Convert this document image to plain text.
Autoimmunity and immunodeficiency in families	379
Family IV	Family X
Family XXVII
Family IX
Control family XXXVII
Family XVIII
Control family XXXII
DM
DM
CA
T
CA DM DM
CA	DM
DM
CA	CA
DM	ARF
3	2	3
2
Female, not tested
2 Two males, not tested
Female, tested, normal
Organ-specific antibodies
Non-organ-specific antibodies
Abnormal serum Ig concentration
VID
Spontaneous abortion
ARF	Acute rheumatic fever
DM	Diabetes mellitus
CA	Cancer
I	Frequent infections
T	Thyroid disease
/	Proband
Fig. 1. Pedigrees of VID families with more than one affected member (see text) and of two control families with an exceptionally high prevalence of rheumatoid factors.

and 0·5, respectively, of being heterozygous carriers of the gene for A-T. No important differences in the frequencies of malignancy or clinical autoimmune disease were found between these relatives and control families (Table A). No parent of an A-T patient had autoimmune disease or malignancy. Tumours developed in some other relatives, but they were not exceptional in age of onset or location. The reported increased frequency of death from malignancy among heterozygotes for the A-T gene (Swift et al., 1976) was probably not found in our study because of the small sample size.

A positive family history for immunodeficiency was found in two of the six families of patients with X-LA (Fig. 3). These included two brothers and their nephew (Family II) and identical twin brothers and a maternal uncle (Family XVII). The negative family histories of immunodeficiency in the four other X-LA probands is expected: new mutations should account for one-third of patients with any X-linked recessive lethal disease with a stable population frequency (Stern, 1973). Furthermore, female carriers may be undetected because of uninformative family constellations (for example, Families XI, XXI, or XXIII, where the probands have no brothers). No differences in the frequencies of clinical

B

> [What to do] Every line above with the string "antibodies" in it needs to be copied.

> [Written answer]
Organ-specific antibodies
Non-organ-specific antibodies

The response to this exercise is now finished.